--- start ---
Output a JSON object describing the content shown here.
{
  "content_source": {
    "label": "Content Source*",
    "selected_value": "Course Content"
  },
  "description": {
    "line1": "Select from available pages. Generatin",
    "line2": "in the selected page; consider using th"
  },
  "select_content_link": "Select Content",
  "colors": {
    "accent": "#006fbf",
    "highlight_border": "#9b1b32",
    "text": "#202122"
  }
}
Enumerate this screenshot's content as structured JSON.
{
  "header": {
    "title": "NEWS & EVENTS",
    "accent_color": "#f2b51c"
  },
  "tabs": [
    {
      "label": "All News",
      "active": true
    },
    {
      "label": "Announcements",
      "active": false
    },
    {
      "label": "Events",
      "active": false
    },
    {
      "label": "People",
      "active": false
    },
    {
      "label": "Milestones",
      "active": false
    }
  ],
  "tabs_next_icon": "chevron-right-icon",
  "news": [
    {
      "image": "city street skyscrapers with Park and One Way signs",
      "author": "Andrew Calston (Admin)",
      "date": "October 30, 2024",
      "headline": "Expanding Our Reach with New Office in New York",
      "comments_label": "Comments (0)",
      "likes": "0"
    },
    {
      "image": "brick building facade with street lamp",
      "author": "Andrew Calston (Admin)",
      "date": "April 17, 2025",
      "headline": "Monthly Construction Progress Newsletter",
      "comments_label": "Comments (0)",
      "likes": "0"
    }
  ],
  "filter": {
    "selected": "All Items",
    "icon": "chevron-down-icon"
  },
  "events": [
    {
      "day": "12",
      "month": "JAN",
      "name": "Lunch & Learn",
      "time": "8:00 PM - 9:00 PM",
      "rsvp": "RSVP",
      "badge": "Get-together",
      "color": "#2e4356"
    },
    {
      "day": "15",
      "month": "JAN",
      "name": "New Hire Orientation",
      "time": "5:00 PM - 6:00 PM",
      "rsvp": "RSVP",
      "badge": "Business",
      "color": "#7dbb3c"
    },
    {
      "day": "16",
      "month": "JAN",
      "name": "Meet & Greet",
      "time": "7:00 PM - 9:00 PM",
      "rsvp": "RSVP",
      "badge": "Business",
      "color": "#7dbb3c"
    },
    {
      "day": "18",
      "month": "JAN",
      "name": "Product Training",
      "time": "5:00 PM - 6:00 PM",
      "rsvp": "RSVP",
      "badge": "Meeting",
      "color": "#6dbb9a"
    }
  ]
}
--- end ---
Select, from the listing, all lines that include the word "image".

      "image": "city street skyscrapers with Park and One Way signs",
      "image": "brick building facade with street lamp",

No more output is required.